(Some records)
------------------------------
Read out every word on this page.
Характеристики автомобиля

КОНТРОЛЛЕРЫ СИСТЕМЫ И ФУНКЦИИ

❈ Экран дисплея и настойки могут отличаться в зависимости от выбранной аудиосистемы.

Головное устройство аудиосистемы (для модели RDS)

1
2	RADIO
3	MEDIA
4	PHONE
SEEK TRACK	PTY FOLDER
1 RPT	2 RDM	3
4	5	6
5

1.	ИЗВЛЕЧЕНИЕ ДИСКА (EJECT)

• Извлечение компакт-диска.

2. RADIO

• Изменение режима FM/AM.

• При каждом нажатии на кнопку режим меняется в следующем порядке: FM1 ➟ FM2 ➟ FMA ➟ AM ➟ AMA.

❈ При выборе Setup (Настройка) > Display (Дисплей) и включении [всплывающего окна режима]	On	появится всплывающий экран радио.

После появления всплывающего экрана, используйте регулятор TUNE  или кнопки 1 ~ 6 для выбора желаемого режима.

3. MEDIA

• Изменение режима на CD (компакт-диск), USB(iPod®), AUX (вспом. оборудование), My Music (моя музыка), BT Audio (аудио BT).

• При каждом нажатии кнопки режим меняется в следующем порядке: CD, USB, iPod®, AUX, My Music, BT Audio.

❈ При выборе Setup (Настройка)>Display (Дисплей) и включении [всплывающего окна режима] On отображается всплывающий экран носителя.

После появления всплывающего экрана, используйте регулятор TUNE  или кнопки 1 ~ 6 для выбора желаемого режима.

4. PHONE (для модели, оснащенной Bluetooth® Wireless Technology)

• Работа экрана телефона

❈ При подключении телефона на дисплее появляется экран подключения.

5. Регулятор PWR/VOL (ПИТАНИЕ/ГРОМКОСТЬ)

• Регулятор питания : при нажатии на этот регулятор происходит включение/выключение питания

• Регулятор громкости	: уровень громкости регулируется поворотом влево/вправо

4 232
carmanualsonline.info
------------------------------
◆ **WHAT TO DO**
Take every line that includes the string "компакт" and copy it.

◆ **RIGHT ANSWER**
• Извлечение компакт-диска.
• Изменение режима на CD (компакт-диск), USB(iPod®), AUX (вспом. оборудование), My Music (моя музыка), BT Audio (аудио BT).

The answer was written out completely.